WHAT NEEDS TO BE DONE: Present the following entries again, word for word and in full.

━━━━━━━━

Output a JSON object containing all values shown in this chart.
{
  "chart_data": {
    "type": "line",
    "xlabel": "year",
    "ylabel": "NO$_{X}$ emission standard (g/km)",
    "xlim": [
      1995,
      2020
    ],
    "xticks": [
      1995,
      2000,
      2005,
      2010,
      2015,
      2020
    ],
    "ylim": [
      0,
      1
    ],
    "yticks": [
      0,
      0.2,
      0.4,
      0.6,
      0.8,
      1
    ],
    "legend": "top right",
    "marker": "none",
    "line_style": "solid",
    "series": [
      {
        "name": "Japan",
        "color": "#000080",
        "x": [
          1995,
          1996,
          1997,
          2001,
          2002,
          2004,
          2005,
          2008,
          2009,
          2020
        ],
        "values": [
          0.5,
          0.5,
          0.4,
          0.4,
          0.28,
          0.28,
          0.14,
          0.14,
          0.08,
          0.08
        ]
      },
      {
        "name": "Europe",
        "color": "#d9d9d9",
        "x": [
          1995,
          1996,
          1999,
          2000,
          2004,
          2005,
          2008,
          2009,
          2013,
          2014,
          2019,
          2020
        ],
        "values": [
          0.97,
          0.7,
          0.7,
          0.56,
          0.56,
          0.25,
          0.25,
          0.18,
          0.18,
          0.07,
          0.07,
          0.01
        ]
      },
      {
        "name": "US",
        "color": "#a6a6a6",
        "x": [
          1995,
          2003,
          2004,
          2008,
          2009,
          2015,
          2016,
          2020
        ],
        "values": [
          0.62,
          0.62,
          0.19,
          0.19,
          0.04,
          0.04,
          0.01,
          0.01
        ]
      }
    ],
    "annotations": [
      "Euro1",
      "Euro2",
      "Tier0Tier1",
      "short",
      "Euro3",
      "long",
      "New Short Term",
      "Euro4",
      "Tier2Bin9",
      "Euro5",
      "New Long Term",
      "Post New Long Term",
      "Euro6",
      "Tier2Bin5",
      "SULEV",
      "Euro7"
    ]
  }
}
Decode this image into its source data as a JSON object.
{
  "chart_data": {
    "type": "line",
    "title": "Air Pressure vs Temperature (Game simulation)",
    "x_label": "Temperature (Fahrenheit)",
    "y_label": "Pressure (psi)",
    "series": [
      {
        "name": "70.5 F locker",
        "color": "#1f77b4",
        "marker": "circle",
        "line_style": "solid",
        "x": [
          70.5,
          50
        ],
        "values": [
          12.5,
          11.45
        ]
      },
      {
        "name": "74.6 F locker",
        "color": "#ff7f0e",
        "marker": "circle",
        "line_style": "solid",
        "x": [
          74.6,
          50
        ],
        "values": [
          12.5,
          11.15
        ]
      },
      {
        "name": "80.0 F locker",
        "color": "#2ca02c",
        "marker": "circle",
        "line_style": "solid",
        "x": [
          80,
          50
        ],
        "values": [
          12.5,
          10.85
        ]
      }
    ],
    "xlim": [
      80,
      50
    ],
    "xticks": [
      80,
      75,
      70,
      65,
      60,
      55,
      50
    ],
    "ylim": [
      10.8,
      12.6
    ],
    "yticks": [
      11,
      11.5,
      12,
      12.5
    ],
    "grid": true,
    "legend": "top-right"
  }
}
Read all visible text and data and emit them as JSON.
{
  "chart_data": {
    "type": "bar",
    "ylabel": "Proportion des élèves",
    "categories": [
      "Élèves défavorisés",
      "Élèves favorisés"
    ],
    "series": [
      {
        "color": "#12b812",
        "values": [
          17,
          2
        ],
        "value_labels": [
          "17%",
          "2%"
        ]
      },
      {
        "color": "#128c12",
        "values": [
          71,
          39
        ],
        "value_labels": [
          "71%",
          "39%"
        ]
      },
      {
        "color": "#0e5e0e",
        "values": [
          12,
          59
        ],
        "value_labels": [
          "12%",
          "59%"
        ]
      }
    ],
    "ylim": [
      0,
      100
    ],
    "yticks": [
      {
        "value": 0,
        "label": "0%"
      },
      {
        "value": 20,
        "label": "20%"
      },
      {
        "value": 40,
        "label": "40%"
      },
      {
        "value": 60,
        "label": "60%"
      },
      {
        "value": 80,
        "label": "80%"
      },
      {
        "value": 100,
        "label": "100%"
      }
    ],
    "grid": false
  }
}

━━━━━━━━

ANSWER TO THIS TASK:
Output a JSON object containing all values shown in this chart.
{
  "chart_data": {
    "type": "line",
    "xlabel": "year",
    "ylabel": "NO$_{X}$ emission standard (g/km)",
    "xlim": [
      1995,
      2020
    ],
    "xticks": [
      1995,
      2000,
      2005,
      2010,
      2015,
      2020
    ],
    "ylim": [
      0,
      1
    ],
    "yticks": [
      0,
      0.2,
      0.4,
      0.6,
      0.8,
      1
    ],
    "legend": "top right",
    "marker": "none",
    "line_style": "solid",
    "series": [
      {
        "name": "Japan",
        "color": "#000080",
        "x": [
          1995,
          1996,
          1997,
          2001,
          2002,
          2004,
          2005,
          2008,
          2009,
          2020
        ],
        "values": [
          0.5,
          0.5,
          0.4,
          0.4,
          0.28,
          0.28,
          0.14,
          0.14,
          0.08,
          0.08
        ]
      },
      {
        "name": "Europe",
        "color": "#d9d9d9",
        "x": [
          1995,
          1996,
          1999,
          2000,
          2004,
          2005,
          2008,
          2009,
          2013,
          2014,
          2019,
          2020
        ],
        "values": [
          0.97,
          0.7,
          0.7,
          0.56,
          0.56,
          0.25,
          0.25,
          0.18,
          0.18,
          0.07,
          0.07,
          0.01
        ]
      },
      {
        "name": "US",
        "color": "#a6a6a6",
        "x": [
          1995,
          2003,
          2004,
          2008,
          2009,
          2015,
          2016,
          2020
        ],
        "values": [
          0.62,
          0.62,
          0.19,
          0.19,
          0.04,
          0.04,
          0.01,
          0.01
        ]
      }
    ],
    "annotations": [
      "Euro1",
      "Euro2",
      "Tier0Tier1",
      "short",
      "Euro3",
      "long",
      "New Short Term",
      "Euro4",
      "Tier2Bin9",
      "Euro5",
      "New Long Term",
      "Post New Long Term",
      "Euro6",
      "Tier2Bin5",
      "SULEV",
      "Euro7"
    ]
  }
}
Decode this image into its source data as a JSON object.
{
  "chart_data": {
    "type": "line",
    "title": "Air Pressure vs Temperature (Game simulation)",
    "x_label": "Temperature (Fahrenheit)",
    "y_label": "Pressure (psi)",
    "series": [
      {
        "name": "70.5 F locker",
        "color": "#1f77b4",
        "marker": "circle",
        "line_style": "solid",
        "x": [
          70.5,
          50
        ],
        "values": [
          12.5,
          11.45
        ]
      },
      {
        "name": "74.6 F locker",
        "color": "#ff7f0e",
        "marker": "circle",
        "line_style": "solid",
        "x": [
          74.6,
          50
        ],
        "values": [
          12.5,
          11.15
        ]
      },
      {
        "name": "80.0 F locker",
        "color": "#2ca02c",
        "marker": "circle",
        "line_style": "solid",
        "x": [
          80,
          50
        ],
        "values": [
          12.5,
          10.85
        ]
      }
    ],
    "xlim": [
      80,
      50
    ],
    "xticks": [
      80,
      75,
      70,
      65,
      60,
      55,
      50
    ],
    "ylim": [
      10.8,
      12.6
    ],
    "yticks": [
      11,
      11.5,
      12,
      12.5
    ],
    "grid": true,
    "legend": "top-right"
  }
}
Read all visible text and data and emit them as JSON.
{
  "chart_data": {
    "type": "bar",
    "ylabel": "Proportion des élèves",
    "categories": [
      "Élèves défavorisés",
      "Élèves favorisés"
    ],
    "series": [
      {
        "color": "#12b812",
        "values": [
          17,
          2
        ],
        "value_labels": [
          "17%",
          "2%"
        ]
      },
      {
        "color": "#128c12",
        "values": [
          71,
          39
        ],
        "value_labels": [
          "71%",
          "39%"
        ]
      },
      {
        "color": "#0e5e0e",
        "values": [
          12,
          59
        ],
        "value_labels": [
          "12%",
          "59%"
        ]
      }
    ],
    "ylim": [
      0,
      100
    ],
    "yticks": [
      {
        "value": 0,
        "label": "0%"
      },
      {
        "value": 20,
        "label": "20%"
      },
      {
        "value": 40,
        "label": "40%"
      },
      {
        "value": 60,
        "label": "60%"
      },
      {
        "value": 80,
        "label": "80%"
      },
      {
        "value": 100,
        "label": "100%"
      }
    ],
    "grid": false
  }
}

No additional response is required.